Rating: 5/10
The first thing this year that isn't really slam but has slipped through the cracks. Mouldwarp play a groove and midtempo-oriented style of death metal that isn't really brutal death metal, but that isn't really classic death metal either. They even have some overall unusual stoner inflections to the sound that don't really seem intentional. It's a style that really grew in popularity after Sanguisugabogg became one of the newest acts to hype up in death metal (something I myself am guilty of), but it rarely has been done well, even by the Boggsters themselves. Mouldwarp is not the act to break the mould on this, feeling somehow lethargic, rather than groovy, especially since they can't seem to afford the swampy analogue production that often benefits acts like these.
Rating: 4/10
Whelmed. Neither over, nor under. Just whelmed. I want to apologize to my reader for how $$$lamuary is going, even if it really isn't my own fault but this $$$lamuary's theme seems to be that everything is mid. Extraterrestrial Homicide is, at the end of the day, a serviceable slam EP. Especially considering that it seems to be mostly a teaser or demo, I really can't be all that harsh with it. If I say this band live they might make me inclined to swing some hammers, even. But as $$$lamuary is often confined to the digital realm, there isn't much that I can do to raise my enjoyment beyond the level of being whelmed.
Rating: 5/10
Fuck you Nick. The only thing that is fatal about you is your insistence to label this as slam. The shitty scenecore I just listened to barely qualifies as death metal, much less as slam. This is not heavy. It's trying to be cool. Cool in the sense that young scene kids with unnecessary amounts of mascara think it's cool. Or women in menopause, as this EP apparently is based on a true crime show. Seriously, who is this actually for? Scene kids will find the slam vocals unappealing, while those who slam hammers on the regular will find the material presented to be entirely too flaccid.

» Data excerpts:
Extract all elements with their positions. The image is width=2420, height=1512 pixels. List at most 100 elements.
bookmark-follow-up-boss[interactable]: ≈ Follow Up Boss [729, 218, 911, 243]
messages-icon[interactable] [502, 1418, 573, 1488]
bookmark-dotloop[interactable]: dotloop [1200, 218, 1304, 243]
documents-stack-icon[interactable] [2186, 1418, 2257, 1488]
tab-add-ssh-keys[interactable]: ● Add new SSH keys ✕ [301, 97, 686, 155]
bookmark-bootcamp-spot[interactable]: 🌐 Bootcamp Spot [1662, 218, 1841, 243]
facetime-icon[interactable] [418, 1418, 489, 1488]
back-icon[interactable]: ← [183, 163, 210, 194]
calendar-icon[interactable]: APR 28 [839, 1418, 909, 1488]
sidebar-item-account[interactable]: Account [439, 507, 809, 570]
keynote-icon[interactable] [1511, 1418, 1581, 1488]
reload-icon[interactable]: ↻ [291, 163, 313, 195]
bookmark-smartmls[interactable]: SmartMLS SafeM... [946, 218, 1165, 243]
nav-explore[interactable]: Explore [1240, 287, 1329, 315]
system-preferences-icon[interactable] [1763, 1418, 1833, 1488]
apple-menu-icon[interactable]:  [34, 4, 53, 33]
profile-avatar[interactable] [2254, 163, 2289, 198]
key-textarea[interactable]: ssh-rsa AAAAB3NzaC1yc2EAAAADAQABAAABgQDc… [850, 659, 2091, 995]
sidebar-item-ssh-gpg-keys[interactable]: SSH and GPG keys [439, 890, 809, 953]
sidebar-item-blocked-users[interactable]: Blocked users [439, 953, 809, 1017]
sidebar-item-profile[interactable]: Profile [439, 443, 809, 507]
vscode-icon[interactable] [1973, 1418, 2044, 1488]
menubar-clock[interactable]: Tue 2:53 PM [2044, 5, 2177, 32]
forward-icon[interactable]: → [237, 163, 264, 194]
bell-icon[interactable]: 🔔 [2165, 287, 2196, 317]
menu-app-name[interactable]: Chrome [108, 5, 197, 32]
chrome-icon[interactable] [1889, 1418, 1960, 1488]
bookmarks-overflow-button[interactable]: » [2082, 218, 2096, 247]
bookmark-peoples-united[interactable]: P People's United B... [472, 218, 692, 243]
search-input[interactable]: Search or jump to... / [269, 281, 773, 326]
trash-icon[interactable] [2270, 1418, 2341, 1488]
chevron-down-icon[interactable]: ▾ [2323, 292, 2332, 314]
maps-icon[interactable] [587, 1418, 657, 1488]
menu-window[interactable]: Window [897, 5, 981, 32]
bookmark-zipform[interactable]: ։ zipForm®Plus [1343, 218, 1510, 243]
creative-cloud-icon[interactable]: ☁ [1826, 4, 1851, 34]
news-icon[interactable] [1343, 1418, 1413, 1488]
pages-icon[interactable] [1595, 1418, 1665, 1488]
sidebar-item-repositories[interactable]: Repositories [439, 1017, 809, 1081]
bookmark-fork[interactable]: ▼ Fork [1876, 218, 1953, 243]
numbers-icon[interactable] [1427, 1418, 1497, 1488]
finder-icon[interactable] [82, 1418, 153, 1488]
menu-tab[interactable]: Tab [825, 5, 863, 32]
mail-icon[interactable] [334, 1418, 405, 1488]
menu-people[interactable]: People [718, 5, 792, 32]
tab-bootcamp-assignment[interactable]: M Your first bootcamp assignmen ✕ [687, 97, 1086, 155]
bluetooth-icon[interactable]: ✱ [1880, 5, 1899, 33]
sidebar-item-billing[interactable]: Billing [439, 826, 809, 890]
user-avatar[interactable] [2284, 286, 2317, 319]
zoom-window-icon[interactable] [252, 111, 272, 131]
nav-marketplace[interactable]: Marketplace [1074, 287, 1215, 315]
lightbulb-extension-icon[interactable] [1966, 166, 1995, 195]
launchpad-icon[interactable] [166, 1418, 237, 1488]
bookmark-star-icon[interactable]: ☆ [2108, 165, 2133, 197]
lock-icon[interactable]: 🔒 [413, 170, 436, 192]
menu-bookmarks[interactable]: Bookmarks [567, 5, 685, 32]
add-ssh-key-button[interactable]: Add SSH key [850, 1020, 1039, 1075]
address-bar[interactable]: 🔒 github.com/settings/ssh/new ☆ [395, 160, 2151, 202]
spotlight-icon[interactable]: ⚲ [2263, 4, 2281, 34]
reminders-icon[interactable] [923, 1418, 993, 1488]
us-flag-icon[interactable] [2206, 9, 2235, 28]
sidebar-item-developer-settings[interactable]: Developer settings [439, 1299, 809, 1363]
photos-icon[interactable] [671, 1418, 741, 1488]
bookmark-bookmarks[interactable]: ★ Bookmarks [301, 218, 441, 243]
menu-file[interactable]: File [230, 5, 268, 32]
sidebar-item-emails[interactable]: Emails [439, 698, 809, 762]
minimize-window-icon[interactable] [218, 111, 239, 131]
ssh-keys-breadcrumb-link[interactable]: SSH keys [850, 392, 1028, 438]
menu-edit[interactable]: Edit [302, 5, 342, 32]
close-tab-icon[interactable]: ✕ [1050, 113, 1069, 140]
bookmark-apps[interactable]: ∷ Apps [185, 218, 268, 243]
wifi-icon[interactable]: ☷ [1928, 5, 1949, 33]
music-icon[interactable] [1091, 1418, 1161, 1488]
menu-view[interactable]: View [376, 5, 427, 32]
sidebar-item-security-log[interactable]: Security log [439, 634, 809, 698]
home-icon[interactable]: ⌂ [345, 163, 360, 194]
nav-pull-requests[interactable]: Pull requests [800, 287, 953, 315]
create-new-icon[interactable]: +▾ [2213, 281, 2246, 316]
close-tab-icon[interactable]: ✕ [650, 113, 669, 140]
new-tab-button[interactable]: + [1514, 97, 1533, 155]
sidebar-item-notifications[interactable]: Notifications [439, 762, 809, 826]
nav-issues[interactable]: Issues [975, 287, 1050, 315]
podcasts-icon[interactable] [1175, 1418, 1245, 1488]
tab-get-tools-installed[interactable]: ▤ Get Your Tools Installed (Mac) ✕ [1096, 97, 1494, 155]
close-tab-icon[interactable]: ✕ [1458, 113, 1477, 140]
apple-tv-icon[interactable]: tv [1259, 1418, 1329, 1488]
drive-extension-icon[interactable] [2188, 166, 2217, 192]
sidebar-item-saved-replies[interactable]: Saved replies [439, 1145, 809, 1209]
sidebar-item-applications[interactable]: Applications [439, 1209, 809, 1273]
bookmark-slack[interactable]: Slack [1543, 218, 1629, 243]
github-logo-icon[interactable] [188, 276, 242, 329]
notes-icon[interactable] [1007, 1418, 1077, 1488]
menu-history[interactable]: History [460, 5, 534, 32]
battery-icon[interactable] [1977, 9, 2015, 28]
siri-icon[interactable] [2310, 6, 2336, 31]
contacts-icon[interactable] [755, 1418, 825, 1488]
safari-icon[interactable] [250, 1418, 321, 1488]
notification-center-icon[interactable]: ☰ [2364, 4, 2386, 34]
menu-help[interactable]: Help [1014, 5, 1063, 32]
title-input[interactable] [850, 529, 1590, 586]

» SET OF TASKS:
**a.** Transcribe the metal album reviews, starting with "Rating: 4/10" and going on through "of being whelmed.".
**b.** In the metal album reviews, what kind of production is said to often benefit acts like Mouldwarp?
**c.** Take the metal album reviews further, picking up right after their final sentence.

» ANSWERS FOR EACH ITEM:
**a.**
Rating: 4/10
Whelmed. Neither over, nor under. Just whelmed. I want to apologize to my reader for how $$$lamuary is going, even if it really isn't my own fault but this $$$lamuary's theme seems to be that everything is mid. Extraterrestrial Homicide is, at the end of the day, a serviceable slam EP. Especially considering that it seems to be mostly a teaser or demo, I really can't be all that harsh with it. If I say this band live they might make me inclined to swing some hammers, even. But as $$$lamuary is often confined to the digital realm, there isn't much that I can do to raise my enjoyment beyond the level of being whelmed.

**b.** Swampy analogue production.

**c.**
Rating: 5/10
Goose-dimensional Being of Extreme Slam Damage
Are those fucking acoustic guitars in my slam? I guess, at least, they're steel strings as opposed to nylons. As you might guess, Hacksaw presents less as a slam band and more as a death metal band that finds power in the slam. Given that their strengths lie in the riff, that intro of undeathly strumming and such really needs to go. The remainder of this EP sits along the early Dying Fetus/Misery Index strain of rhythmically urgent and groove-dunking death metal. Yet, despite that attack, none of these songs feel like they make a proper journey over the hump of memorability. You could do a lot worse, especially when the drummer is this tight, but that's a given in $$$$$lamuary.
Rating: 4/10
In the realm of bedroom slam, no one expects real drums — only real, true, brain-damaged snare sounds no matter the source. Instead, Decaying Delights relies on a mechanical guitar pulse punctuated by a snare that's all e-kit reverb. You know, a bit of the Godflesh model except playing supremely dumb music. At its core, Decaying Lights, in its swirling, recursive riffage, is a goregrind record. Not a very good, fast, or approachable one, mind you. But at least it's an experience with a passion for throwing drum tones into the meat grinder and see what's left in the bone pulp.
Rating: 4/10
It's hard to pull off groovy goregrind well. It doesn't help that neither groove nor goregrind have the highest success rates. Anhedonia Schizphrenica Nevrosa goes one step further and adds the chugging shuffle of deathcore to their heaviness roster in a vain attempt to find a different and vital hold on guitar mud. This triad of terror ensures that whether ripping down a tinny tremolo run, lumbering along a bassy breakdown stutter, or squealing down a chunky punk grindshot, ASN sucks, and not in an interesting way. Rarely commiting to any of its riff ideas for longer than two minutes, also tossing gothy doom and melodeath into the mix at some point, it's hard to get what ASN really wants to be when it grows up. Whatever its creator decides, though, I guarantee it will be remedial.